▶ _Testo di origine_:
+--
Mobilitare il risparmio nazionale si può e forse si deve, ma non senza un’operazione-verità anzitutto nei modi di leggere la realtà economico-finanziaria e nella credibilità di chi lo fa e soprattutto di chi è poi chiamato a decidere. A Monti nessuno potrà mai rimproverare mancanza di coerenza intellettuale e di rigore istituzionale nell’aver condotto il Paese nel 2011-12. Gli andrà invece sempre dato atto di aver realizzato le politiche che si era prefisso: raccogliendo consenso interno al Parlamento e spendendo al servizio del suo Paese un patrimonio di credibilità personale conquistato sul campo in Europa. Resta il fatto che il montismo – per molti ragioni, in gran parte fuori dalla sua responsabilità – non ha funzionato nel rilanciare l’Azienda-Italia. E se oggi Monti non ha certo perduto in autorevolezza, non sarebbe oggettivamente credibile sul piano politico per rimettersi alla guida di un governo istituzionale. Non è un fatto di competenza: ma di funzionamento di una governance democratica evoluta.
+--
▶ _Dati estratti_:
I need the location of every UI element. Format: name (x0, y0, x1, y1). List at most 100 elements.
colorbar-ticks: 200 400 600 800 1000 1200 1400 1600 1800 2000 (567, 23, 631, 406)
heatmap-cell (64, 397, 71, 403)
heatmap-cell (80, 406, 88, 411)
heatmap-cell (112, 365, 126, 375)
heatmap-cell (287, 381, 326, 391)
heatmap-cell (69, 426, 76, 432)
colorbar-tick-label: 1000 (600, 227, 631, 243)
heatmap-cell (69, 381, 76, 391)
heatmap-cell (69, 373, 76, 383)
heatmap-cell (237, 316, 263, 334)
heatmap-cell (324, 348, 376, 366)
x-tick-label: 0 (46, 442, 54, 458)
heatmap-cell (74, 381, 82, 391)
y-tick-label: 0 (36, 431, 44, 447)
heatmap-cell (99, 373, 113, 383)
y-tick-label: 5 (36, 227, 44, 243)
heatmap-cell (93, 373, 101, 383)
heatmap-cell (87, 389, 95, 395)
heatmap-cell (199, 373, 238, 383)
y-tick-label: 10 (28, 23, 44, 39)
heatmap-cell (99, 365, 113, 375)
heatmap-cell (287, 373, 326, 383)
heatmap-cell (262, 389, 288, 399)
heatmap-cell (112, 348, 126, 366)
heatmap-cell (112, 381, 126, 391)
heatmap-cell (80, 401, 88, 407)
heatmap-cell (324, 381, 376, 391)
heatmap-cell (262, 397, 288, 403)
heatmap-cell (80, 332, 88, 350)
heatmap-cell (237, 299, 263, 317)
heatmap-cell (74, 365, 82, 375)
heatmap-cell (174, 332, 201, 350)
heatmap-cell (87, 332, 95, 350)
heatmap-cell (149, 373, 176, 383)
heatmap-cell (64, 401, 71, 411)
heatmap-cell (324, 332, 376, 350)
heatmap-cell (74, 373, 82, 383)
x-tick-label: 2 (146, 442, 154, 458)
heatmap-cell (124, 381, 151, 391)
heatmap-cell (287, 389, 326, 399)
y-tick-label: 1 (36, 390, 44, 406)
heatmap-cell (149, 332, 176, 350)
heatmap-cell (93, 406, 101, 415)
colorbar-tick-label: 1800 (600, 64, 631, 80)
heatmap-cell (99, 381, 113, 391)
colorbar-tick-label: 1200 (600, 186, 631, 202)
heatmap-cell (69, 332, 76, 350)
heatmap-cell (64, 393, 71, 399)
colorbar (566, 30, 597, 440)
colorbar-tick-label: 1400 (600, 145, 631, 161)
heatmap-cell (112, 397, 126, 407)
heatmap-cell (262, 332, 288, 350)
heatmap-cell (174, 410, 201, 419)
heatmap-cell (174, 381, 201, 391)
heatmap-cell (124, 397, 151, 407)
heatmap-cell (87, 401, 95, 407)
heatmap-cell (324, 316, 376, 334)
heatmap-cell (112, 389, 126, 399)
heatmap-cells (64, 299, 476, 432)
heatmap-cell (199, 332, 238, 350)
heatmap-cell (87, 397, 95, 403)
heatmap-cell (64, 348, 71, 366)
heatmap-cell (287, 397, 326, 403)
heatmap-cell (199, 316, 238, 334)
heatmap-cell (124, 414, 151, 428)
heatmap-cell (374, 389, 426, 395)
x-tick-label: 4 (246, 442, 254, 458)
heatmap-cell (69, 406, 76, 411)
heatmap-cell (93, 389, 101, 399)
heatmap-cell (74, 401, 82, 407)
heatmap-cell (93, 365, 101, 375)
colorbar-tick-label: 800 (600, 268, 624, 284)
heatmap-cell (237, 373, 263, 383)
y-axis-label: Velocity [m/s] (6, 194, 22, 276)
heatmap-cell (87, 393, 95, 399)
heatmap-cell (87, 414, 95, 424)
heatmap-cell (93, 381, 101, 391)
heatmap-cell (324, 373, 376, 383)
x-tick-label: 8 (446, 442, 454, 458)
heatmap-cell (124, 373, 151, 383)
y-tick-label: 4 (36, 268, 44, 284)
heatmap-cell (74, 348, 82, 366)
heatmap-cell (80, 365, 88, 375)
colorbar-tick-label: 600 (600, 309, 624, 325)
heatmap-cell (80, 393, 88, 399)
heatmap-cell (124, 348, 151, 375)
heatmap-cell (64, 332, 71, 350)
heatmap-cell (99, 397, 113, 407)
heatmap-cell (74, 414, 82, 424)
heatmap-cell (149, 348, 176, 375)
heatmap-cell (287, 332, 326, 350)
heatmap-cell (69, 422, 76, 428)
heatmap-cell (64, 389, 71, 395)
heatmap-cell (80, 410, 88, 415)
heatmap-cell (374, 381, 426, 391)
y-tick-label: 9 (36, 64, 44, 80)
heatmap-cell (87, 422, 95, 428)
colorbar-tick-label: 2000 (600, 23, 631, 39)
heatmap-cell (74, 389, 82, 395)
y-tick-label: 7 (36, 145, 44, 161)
+--
▶ _Dettagli dell'esercizio_: Trascrivi per intero il testo di origine, parola per parola e con la stessa punteggiatura.

▶ _Soluzione_:
Mobilitare il risparmio nazionale si può e forse si deve, ma non senza un’operazione-verità anzitutto nei modi di leggere la realtà economico-finanziaria e nella credibilità di chi lo fa e soprattutto di chi è poi chiamato a decidere. A Monti nessuno potrà mai rimproverare mancanza di coerenza intellettuale e di rigore istituzionale nell’aver condotto il Paese nel 2011-12. Gli andrà invece sempre dato atto di aver realizzato le politiche che si era prefisso: raccogliendo consenso interno al Parlamento e spendendo al servizio del suo Paese un patrimonio di credibilità personale conquistato sul campo in Europa. Resta il fatto che il montismo – per molti ragioni, in gran parte fuori dalla sua responsabilità – non ha funzionato nel rilanciare l’Azienda-Italia. E se oggi Monti non ha certo perduto in autorevolezza, non sarebbe oggettivamente credibile sul piano politico per rimettersi alla guida di un governo istituzionale. Non è un fatto di competenza: ma di funzionamento di una governance democratica evoluta.